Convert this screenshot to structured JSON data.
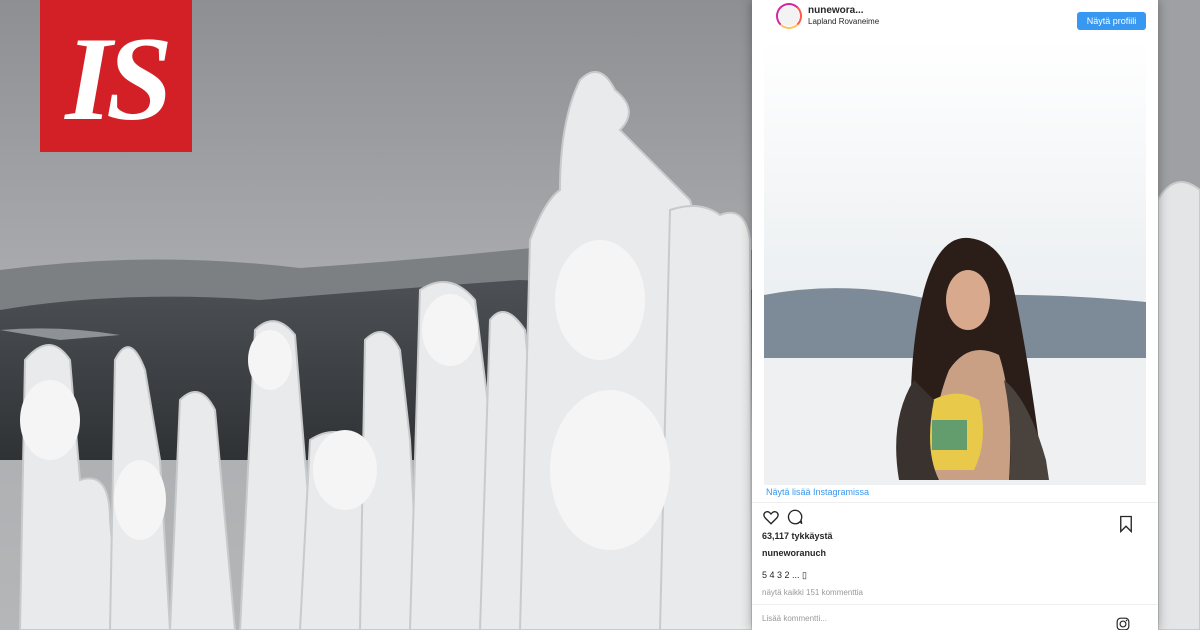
{
  "brand": {
    "logo_text": "IS",
    "color": "#d32027"
  },
  "post": {
    "username": "nunewora...",
    "location": "Lapland Rovaneime",
    "profile_button": "Näytä profiili",
    "more_on_instagram": "Näytä lisää Instagramissa",
    "likes": "63,117 tykkäystä",
    "caption_user": "nuneworanuch",
    "caption_text": "5 4 3 2 ... ▯",
    "view_comments": "näytä kaikki 151 kommenttia",
    "add_comment_placeholder": "Lisää kommentti..."
  },
  "icons": {
    "like": "heart-icon",
    "comment": "comment-icon",
    "save": "bookmark-icon",
    "instagram": "instagram-icon"
  },
  "colors": {
    "accent": "#3897f0",
    "avatar_ring_start": "#d6249f",
    "avatar_ring_end": "#fdc55d"
  }
}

(Required work)
Leave the pictures out and print the records above exactly as they stand.

(Correct response)
Convert this screenshot to structured JSON data.
{
  "brand": {
    "logo_text": "IS",
    "color": "#d32027"
  },
  "post": {
    "username": "nunewora...",
    "location": "Lapland Rovaneime",
    "profile_button": "Näytä profiili",
    "more_on_instagram": "Näytä lisää Instagramissa",
    "likes": "63,117 tykkäystä",
    "caption_user": "nuneworanuch",
    "caption_text": "5 4 3 2 ... ▯",
    "view_comments": "näytä kaikki 151 kommenttia",
    "add_comment_placeholder": "Lisää kommentti..."
  },
  "icons": {
    "like": "heart-icon",
    "comment": "comment-icon",
    "save": "bookmark-icon",
    "instagram": "instagram-icon"
  },
  "colors": {
    "accent": "#3897f0",
    "avatar_ring_start": "#d6249f",
    "avatar_ring_end": "#fdc55d"
  }
}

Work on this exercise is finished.